### Exercise data ###

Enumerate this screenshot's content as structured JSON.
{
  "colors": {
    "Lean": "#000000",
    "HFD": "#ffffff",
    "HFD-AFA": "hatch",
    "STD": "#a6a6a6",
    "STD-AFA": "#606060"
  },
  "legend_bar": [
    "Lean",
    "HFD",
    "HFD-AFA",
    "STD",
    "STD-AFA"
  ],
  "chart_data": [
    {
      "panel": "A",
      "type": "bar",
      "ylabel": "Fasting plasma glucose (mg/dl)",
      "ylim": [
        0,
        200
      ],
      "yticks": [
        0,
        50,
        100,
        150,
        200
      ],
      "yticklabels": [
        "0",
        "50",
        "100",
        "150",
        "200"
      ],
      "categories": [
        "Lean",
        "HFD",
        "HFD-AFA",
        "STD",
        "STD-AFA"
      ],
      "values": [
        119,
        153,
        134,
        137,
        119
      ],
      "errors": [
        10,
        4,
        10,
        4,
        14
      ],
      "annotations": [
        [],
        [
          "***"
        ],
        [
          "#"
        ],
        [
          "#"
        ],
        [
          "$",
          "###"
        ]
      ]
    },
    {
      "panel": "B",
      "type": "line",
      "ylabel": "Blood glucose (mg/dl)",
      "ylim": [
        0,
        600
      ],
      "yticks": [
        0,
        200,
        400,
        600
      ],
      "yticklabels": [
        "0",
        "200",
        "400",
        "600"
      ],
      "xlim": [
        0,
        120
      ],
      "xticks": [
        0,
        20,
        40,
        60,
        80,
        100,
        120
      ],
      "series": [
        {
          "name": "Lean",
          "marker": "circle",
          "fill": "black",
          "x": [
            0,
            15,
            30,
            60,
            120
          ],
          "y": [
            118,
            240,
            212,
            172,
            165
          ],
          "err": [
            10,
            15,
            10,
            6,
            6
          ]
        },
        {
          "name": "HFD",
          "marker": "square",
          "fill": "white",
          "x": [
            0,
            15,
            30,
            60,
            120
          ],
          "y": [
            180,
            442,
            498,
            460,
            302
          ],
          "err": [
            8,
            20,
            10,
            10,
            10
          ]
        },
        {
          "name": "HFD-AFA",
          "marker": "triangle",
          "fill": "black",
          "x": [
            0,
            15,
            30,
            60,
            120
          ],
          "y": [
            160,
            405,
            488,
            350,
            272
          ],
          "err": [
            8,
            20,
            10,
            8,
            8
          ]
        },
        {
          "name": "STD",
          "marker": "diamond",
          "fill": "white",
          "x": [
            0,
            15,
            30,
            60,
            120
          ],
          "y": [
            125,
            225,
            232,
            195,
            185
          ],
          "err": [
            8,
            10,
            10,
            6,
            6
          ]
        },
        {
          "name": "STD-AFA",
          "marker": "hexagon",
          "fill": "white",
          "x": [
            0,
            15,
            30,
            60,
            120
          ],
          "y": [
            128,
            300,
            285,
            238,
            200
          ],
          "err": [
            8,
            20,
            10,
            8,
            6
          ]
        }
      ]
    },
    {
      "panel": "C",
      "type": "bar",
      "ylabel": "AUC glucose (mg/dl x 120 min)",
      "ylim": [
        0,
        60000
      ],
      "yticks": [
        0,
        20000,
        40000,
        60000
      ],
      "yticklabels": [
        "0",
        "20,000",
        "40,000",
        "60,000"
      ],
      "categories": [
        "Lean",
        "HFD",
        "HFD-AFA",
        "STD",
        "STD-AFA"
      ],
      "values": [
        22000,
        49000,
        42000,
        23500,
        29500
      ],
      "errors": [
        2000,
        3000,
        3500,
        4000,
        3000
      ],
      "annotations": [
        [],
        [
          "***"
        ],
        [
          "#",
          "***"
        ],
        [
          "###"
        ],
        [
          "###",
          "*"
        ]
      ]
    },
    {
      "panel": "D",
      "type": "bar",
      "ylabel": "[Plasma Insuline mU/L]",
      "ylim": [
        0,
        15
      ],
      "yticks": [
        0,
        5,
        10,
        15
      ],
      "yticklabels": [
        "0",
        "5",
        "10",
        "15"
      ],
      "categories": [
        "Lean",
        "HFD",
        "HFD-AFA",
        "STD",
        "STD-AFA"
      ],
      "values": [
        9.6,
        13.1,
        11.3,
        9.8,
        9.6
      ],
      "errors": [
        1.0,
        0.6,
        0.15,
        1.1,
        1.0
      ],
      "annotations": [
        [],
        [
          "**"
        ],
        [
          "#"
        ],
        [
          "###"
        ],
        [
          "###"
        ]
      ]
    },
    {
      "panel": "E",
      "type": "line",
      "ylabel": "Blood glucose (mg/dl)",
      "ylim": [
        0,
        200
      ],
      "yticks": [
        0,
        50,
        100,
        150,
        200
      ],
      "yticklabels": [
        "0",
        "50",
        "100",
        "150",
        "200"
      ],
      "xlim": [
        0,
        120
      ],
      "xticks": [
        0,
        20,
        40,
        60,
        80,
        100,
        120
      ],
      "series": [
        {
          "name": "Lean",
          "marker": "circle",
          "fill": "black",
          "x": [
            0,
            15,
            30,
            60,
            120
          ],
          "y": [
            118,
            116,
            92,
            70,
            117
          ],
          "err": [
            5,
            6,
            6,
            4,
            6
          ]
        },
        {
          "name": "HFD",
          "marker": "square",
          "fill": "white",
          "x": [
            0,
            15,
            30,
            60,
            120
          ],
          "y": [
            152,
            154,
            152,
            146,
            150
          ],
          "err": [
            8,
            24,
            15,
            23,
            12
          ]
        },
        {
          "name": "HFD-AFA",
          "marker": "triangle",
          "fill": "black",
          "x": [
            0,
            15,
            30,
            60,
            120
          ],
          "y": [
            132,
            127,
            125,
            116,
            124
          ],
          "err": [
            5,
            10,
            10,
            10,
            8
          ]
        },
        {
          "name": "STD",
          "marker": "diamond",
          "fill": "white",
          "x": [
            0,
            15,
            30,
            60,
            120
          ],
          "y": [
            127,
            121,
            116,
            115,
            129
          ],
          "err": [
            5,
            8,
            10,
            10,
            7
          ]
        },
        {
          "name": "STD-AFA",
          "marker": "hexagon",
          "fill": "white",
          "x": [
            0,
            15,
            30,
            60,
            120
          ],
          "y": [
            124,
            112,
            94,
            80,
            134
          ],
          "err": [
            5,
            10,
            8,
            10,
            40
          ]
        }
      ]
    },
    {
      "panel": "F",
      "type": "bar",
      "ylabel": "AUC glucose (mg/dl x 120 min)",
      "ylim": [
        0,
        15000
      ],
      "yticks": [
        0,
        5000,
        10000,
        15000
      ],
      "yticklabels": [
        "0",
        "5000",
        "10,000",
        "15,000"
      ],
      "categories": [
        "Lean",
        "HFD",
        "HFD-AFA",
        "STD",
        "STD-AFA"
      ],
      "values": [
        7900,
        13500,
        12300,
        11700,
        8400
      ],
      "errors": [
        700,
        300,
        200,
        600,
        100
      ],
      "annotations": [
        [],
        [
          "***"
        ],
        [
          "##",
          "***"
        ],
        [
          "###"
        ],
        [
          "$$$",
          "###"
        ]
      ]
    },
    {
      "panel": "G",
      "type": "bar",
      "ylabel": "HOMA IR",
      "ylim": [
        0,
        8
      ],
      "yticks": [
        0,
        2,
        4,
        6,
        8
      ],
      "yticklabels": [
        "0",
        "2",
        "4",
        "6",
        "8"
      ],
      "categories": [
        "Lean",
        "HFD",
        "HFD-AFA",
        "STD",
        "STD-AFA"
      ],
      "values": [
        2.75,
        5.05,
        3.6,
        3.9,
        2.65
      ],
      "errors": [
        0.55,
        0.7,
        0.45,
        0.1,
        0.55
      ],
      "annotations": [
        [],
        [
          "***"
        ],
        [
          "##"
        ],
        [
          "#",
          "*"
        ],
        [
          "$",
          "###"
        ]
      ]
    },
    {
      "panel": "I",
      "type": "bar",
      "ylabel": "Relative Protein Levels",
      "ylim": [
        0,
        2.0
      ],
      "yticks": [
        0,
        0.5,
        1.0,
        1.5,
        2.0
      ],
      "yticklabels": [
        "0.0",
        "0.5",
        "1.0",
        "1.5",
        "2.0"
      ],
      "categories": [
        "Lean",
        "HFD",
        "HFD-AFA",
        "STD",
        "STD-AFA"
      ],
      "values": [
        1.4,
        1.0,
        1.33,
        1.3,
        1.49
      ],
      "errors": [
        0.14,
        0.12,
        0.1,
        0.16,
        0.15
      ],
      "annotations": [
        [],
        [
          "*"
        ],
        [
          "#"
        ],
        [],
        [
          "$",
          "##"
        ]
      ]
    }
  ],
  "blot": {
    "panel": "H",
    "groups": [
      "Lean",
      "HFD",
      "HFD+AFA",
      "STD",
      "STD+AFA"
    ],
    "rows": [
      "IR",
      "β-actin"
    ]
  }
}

###

What the task asks: Copy every line above that includes the string "ylabel".

Output of the exercise:
      "ylabel": "Fasting plasma glucose (mg/dl)",
      "ylabel": "Blood glucose (mg/dl)",
      "ylabel": "AUC glucose (mg/dl x 120 min)",
      "ylabel": "[Plasma Insuline mU/L]",
      "ylabel": "Blood glucose (mg/dl)",
      "ylabel": "AUC glucose (mg/dl x 120 min)",
      "ylabel": "HOMA IR",
      "ylabel": "Relative Protein Levels",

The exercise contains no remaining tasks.